REQUEST 1:
Put the lines of the stored items listing, from the line containing "text-line: Vater ist" through the line containing "scripture-ref-4: Johan. 15.", inclusive, into a numbered list, leaving out any blank lines.

TEXT TO READ:
* BEGIN *

This resulted in milk production decreasing from 1660 to 1397 kg MS/ha, a 32% decrease in N leaching and farm working expenses decreased from $4.71/kg MS to $3.97/kg MS.


Decreasing stocking rate, increasing imported supplements, and continuing to establish plantain as part of a mixed sward and undersowing into existing pasture.

This season was largely about refining systems after the large change that occurred in 2015/16.

  • Stocking rate decreased by a further 0.1 cows/ha.
  • N use increased slightly from 2015/16 by 10 kg N/ha to 237 kg N/ha.
  • The amount of imported supplement eaten increased from 234 to 599 kg DM/cow of low-N feeds (lifted fodder beet and maize silage).
  • Pasture harvested decreased to 13.2 t DM/ha.
  • Production was 1405 kg MS/ha, similar to the 1397 in 2015/16 and less than the 1660 in 2014/15. It was a disappointing end to the season as the farm had been tracking well ahead until wet weather struck in April.
  • 17 ha (5% of platform) of pasture, including plantain, was renewed during the season, half of this area was the ex-fodder beet paddock from autumn 2015/16.
  • About 60 ha (17% of platform) was undersown with a mix including plantain.

Compared to 2015/16, the 2016/17 season saw a slight increase in nitrate leaching from 56 to 61 kg N/ha, as estimated by Overseer, after a significant reduction from 88 kg N/ha in 2014/15. Purchased N surplus also increased from 141 in 2015/16 to 185 kg N/ha in 2016/17 after having reduced from 302 in 2014/15. The purchased N surplus of 185 kg N/ha was still the lowest of the five dairy monitor farms.

The increase in purchased N surplus and N leaching between 2015/16 and 2016/17 was driven by increases in N fertiliser and imported supplement, without a corresponding increase in output.

* END *

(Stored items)
* BEGIN *

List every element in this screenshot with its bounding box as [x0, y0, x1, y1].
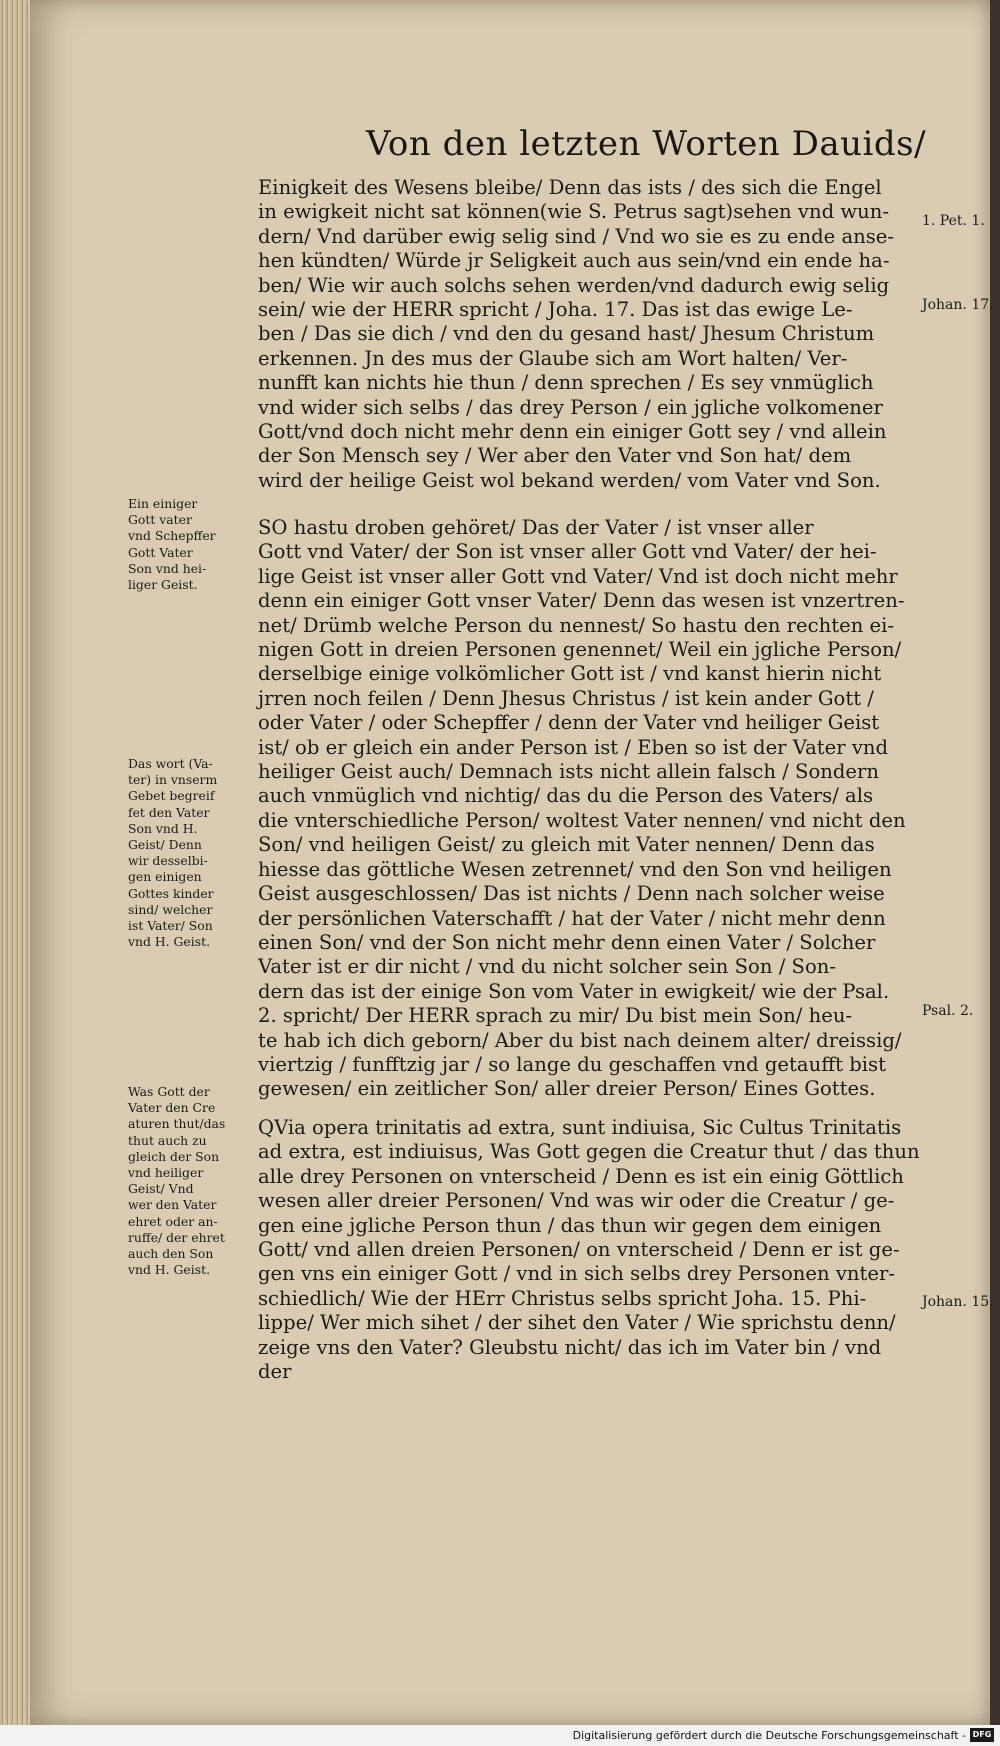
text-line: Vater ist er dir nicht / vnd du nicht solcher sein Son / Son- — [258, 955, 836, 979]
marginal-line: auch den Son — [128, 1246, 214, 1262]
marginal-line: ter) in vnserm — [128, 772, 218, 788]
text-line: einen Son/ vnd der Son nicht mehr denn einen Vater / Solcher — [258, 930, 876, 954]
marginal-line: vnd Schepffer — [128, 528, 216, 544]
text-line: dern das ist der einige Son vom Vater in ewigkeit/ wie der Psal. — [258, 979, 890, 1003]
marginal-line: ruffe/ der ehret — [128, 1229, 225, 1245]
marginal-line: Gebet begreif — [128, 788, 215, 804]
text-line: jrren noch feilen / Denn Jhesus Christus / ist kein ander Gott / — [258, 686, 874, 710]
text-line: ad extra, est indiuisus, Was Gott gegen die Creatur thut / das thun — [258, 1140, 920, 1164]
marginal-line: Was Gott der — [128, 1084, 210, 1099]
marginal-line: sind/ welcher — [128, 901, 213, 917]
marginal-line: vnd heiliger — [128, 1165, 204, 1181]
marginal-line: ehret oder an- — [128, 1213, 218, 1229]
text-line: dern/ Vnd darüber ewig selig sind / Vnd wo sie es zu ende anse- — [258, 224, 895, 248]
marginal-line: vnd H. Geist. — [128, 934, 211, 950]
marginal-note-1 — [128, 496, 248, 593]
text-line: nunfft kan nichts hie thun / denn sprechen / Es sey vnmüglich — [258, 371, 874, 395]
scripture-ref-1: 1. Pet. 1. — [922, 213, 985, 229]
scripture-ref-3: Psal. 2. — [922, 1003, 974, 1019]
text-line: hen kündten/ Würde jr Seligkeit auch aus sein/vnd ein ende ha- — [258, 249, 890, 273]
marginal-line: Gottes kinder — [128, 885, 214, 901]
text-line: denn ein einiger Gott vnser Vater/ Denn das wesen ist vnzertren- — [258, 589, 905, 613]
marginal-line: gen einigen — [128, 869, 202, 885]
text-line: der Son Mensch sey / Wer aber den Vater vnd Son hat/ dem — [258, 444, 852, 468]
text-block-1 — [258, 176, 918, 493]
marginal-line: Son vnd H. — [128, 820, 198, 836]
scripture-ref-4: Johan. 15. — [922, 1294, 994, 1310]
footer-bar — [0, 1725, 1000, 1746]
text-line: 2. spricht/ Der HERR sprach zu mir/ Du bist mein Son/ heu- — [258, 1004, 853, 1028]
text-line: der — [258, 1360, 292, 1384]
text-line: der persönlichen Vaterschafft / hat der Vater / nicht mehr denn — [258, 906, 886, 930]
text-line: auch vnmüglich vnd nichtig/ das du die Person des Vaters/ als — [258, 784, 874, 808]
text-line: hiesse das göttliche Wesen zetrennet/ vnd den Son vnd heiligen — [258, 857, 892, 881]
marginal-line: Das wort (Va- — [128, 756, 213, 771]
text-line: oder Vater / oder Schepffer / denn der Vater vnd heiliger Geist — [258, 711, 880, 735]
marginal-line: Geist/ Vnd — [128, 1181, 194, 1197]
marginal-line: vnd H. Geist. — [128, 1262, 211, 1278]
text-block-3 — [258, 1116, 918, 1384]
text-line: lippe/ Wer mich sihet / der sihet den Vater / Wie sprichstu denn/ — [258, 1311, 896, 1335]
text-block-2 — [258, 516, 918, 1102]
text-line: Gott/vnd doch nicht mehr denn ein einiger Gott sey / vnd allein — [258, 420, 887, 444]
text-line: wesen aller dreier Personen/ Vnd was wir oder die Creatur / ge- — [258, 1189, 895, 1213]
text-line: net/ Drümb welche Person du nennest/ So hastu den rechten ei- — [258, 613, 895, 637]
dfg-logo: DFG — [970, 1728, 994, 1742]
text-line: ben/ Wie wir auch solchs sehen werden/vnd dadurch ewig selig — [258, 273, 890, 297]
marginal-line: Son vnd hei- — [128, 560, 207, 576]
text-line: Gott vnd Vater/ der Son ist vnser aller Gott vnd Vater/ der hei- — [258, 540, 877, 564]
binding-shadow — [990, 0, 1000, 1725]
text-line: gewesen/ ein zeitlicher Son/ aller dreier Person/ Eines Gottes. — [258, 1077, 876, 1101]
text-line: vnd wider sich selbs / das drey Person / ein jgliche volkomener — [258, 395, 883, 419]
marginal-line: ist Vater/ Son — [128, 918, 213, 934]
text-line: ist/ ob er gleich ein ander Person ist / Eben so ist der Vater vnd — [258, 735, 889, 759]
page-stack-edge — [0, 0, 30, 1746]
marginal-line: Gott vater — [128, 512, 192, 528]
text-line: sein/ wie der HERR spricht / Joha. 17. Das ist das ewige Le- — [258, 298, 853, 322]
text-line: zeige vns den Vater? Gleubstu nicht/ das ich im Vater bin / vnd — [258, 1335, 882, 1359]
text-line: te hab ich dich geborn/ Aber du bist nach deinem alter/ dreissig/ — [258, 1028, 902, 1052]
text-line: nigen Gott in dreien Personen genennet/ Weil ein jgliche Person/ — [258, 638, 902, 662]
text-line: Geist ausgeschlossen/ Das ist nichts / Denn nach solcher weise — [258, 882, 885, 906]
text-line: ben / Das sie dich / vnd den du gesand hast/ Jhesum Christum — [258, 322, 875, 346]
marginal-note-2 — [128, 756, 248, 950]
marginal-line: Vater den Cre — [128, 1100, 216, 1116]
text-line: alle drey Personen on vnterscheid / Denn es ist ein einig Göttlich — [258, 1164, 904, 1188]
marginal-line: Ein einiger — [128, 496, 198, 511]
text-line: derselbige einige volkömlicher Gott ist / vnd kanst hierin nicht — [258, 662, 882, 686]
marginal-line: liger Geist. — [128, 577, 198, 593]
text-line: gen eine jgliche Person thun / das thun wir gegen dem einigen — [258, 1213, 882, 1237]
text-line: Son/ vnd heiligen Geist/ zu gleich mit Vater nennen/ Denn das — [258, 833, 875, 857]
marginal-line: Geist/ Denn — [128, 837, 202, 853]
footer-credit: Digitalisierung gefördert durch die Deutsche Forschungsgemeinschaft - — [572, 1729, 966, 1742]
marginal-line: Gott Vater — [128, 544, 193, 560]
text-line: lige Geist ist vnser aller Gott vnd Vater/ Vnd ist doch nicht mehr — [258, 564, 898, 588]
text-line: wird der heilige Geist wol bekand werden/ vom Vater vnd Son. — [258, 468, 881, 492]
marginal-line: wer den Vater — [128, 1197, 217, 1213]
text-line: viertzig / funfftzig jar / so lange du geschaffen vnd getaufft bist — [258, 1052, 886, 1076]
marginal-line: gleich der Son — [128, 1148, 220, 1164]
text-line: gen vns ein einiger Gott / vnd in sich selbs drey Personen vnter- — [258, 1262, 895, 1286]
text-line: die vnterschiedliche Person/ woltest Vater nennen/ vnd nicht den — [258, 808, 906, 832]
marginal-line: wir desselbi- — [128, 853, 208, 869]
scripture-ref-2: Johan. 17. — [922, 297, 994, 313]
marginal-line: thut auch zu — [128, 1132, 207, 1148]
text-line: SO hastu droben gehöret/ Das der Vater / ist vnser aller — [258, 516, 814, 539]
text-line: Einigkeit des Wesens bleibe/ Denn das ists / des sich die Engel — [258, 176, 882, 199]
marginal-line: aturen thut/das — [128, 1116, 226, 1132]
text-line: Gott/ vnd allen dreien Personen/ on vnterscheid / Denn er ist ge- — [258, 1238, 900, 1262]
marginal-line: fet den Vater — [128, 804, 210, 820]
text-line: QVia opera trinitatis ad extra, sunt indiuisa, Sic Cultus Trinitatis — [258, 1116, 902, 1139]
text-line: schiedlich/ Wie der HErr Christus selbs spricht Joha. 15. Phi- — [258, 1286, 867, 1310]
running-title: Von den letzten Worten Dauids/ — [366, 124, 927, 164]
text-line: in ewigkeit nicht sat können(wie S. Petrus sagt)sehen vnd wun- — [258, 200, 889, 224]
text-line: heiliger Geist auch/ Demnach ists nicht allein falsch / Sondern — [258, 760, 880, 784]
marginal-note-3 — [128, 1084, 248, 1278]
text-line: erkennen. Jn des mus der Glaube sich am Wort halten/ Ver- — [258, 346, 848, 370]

* END *

REQUEST 2:
According to the dairy farm text, how much pasture was undersown with a mix including plantain?

ANSWER 1:
1. text-line: Vater ist er dir nicht / vnd du nicht solcher sein Son / Son- — [258, 955, 836, 979]
2. marginal-line: auch den Son — [128, 1246, 214, 1262]
3. marginal-line: ter) in vnserm — [128, 772, 218, 788]
4. text-line: einen Son/ vnd der Son nicht mehr denn einen Vater / Solcher — [258, 930, 876, 954]
5. marginal-line: vnd Schepffer — [128, 528, 216, 544]
6. text-line: dern das ist der einige Son vom Vater in ewigkeit/ wie der Psal. — [258, 979, 890, 1003]
7. marginal-line: ruffe/ der ehret — [128, 1229, 225, 1245]
8. marginal-line: Gebet begreif — [128, 788, 215, 804]
9. text-line: jrren noch feilen / Denn Jhesus Christus / ist kein ander Gott / — [258, 686, 874, 710]
10. text-line: ad extra, est indiuisus, Was Gott gegen die Creatur thut / das thun — [258, 1140, 920, 1164]
11. marginal-line: Was Gott der — [128, 1084, 210, 1099]
12. marginal-line: sind/ welcher — [128, 901, 213, 917]
13. marginal-line: vnd heiliger — [128, 1165, 204, 1181]
14. marginal-line: ehret oder an- — [128, 1213, 218, 1229]
15. text-line: dern/ Vnd darüber ewig selig sind / Vnd wo sie es zu ende anse- — [258, 224, 895, 248]
16. marginal-line: vnd H. Geist. — [128, 934, 211, 950]
17. marginal-note-1 — [128, 496, 248, 593]
18. text-line: nunfft kan nichts hie thun / denn sprechen / Es sey vnmüglich — [258, 371, 874, 395]
19. scripture-ref-1: 1. Pet. 1. — [922, 213, 985, 229]
20. scripture-ref-3: Psal. 2. — [922, 1003, 974, 1019]
21. text-line: hen kündten/ Würde jr Seligkeit auch aus sein/vnd ein ende ha- — [258, 249, 890, 273]
22. marginal-line: Gottes kinder — [128, 885, 214, 901]
23. text-line: denn ein einiger Gott vnser Vater/ Denn das wesen ist vnzertren- — [258, 589, 905, 613]
24. marginal-line: gen einigen — [128, 869, 202, 885]
25. text-line: der Son Mensch sey / Wer aber den Vater vnd Son hat/ dem — [258, 444, 852, 468]
26. text-block-1 — [258, 176, 918, 493]
27. marginal-line: Son vnd H. — [128, 820, 198, 836]
28. scripture-ref-4: Johan. 15. — [922, 1294, 994, 1310]

ANSWER 2:
About 60 ha, or 17% of the platform.